WHAT THE EXERCISE ASKS
Your task is to transcribe the data in full.

+ + + +

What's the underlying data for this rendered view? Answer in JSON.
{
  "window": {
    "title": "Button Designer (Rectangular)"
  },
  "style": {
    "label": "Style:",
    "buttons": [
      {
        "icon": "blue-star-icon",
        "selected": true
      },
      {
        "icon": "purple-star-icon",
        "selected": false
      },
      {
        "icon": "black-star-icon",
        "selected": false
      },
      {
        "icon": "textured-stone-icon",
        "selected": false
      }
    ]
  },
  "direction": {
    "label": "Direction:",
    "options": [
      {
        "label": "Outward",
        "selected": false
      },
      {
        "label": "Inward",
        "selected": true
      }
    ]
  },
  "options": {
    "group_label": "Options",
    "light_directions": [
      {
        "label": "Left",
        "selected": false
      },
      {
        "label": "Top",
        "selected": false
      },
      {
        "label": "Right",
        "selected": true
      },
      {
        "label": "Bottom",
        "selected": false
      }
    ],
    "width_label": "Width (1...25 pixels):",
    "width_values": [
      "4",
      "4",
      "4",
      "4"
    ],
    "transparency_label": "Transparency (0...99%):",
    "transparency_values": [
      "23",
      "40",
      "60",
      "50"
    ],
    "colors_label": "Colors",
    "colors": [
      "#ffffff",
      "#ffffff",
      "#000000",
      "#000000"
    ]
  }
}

+ + + +

SOLUTION
What's the underlying data for this rendered view? Answer in JSON.
{
  "window": {
    "title": "Button Designer (Rectangular)"
  },
  "style": {
    "label": "Style:",
    "buttons": [
      {
        "icon": "blue-star-icon",
        "selected": true
      },
      {
        "icon": "purple-star-icon",
        "selected": false
      },
      {
        "icon": "black-star-icon",
        "selected": false
      },
      {
        "icon": "textured-stone-icon",
        "selected": false
      }
    ]
  },
  "direction": {
    "label": "Direction:",
    "options": [
      {
        "label": "Outward",
        "selected": false
      },
      {
        "label": "Inward",
        "selected": true
      }
    ]
  },
  "options": {
    "group_label": "Options",
    "light_directions": [
      {
        "label": "Left",
        "selected": false
      },
      {
        "label": "Top",
        "selected": false
      },
      {
        "label": "Right",
        "selected": true
      },
      {
        "label": "Bottom",
        "selected": false
      }
    ],
    "width_label": "Width (1...25 pixels):",
    "width_values": [
      "4",
      "4",
      "4",
      "4"
    ],
    "transparency_label": "Transparency (0...99%):",
    "transparency_values": [
      "23",
      "40",
      "60",
      "50"
    ],
    "colors_label": "Colors",
    "colors": [
      "#ffffff",
      "#ffffff",
      "#000000",
      "#000000"
    ]
  }
}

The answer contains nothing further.